* _Objective_
How many lines in the entries below contain "What"? Answer with the number only.

===============

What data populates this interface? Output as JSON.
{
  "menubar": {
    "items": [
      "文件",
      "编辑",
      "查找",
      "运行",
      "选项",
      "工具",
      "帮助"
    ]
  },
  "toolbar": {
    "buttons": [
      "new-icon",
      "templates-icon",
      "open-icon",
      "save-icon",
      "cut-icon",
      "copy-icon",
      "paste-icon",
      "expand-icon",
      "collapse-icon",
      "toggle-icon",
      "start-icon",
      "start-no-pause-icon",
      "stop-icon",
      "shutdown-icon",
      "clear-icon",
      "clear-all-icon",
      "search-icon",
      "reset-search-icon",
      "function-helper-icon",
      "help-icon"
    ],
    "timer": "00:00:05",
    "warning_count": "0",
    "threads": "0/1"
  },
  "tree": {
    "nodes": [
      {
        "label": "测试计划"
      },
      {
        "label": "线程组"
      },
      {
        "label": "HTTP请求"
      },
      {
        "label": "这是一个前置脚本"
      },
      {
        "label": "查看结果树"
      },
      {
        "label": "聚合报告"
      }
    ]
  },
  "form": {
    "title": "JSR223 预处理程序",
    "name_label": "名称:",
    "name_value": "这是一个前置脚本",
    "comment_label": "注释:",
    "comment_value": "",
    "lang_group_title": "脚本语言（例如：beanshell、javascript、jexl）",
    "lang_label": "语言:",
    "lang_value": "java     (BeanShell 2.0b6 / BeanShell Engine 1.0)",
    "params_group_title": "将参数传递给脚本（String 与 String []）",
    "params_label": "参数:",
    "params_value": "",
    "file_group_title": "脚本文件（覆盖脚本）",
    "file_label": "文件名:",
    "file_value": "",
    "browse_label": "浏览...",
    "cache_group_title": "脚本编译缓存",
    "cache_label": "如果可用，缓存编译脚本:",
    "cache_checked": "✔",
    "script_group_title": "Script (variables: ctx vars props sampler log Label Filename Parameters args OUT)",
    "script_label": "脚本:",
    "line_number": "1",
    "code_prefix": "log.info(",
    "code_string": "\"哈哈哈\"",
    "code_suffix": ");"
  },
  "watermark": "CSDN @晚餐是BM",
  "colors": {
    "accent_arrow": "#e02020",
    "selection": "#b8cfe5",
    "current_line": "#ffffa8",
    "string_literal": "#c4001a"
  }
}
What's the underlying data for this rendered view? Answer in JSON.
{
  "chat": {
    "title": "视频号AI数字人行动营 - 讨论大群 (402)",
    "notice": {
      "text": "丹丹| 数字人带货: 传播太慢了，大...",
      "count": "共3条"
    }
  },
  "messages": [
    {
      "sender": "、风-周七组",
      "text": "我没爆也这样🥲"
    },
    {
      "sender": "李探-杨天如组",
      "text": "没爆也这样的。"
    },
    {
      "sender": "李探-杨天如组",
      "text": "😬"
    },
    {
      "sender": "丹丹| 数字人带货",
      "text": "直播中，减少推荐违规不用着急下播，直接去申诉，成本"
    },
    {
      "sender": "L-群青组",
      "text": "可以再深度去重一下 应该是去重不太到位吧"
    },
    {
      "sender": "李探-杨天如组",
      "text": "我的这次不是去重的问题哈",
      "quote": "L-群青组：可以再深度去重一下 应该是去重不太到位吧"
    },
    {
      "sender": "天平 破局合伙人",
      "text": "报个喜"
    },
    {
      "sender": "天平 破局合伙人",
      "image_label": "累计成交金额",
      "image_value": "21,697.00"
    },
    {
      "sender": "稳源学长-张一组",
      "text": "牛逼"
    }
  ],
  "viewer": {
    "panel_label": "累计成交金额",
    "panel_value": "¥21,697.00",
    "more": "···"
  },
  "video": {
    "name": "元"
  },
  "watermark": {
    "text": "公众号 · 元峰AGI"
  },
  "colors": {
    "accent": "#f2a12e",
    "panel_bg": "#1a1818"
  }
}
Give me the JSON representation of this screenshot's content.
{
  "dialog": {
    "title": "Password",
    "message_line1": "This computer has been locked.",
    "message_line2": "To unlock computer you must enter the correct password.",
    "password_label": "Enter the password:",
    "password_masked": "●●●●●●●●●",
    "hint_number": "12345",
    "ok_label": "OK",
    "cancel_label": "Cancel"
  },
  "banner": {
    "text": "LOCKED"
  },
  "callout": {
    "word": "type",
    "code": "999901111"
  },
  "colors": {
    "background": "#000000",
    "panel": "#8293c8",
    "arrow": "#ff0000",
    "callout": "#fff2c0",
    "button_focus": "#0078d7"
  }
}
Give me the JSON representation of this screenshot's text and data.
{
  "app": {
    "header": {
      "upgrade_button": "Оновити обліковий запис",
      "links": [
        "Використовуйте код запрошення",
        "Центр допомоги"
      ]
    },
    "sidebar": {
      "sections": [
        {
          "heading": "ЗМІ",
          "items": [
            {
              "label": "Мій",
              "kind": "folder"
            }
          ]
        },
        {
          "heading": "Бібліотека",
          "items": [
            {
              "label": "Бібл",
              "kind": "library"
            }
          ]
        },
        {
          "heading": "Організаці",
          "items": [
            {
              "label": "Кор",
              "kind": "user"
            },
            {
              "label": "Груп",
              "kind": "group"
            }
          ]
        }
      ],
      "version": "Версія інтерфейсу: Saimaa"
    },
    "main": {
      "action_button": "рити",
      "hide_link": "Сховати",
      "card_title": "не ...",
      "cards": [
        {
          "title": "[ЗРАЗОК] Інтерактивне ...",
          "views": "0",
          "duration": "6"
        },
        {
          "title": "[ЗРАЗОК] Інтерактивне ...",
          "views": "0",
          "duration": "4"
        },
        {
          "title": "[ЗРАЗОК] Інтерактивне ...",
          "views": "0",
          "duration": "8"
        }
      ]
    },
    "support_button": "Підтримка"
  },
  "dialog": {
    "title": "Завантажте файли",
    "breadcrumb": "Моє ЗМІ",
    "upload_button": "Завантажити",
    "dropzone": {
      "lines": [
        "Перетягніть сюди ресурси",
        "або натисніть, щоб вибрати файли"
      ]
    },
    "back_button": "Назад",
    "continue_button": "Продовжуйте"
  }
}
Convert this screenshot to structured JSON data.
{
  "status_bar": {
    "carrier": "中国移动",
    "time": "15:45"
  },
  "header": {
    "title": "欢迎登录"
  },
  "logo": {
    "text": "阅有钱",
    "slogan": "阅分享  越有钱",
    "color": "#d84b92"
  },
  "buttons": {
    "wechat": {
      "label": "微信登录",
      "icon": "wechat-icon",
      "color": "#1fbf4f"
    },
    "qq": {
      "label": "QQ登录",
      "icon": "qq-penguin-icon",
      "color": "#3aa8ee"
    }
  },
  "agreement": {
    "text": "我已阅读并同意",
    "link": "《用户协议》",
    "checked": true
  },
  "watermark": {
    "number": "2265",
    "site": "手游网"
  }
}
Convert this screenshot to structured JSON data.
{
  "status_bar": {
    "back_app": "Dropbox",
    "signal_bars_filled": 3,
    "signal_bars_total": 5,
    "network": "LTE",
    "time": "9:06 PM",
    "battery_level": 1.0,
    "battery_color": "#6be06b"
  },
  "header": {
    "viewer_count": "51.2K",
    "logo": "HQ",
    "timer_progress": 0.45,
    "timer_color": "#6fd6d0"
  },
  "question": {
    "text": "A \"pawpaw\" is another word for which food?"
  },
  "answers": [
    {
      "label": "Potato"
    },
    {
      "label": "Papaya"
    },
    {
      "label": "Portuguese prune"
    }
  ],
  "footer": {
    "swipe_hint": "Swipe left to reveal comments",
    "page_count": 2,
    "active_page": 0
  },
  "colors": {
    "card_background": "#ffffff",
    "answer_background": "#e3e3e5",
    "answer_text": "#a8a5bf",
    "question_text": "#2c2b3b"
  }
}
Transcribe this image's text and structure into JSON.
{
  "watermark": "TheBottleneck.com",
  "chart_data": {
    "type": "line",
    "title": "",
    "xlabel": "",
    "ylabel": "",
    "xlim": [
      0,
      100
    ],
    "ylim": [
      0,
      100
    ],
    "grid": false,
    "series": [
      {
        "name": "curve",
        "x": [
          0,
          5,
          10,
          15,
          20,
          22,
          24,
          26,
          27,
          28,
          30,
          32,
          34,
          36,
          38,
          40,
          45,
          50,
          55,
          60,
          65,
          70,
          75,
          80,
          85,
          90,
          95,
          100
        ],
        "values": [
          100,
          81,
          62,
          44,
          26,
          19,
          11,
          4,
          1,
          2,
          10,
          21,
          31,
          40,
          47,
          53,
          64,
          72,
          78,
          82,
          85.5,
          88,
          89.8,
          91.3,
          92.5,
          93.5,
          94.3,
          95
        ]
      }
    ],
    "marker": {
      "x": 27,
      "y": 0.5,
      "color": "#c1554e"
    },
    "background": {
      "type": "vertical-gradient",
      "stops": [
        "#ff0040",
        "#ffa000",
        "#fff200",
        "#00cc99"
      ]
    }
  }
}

===============

* _Exercise output_
2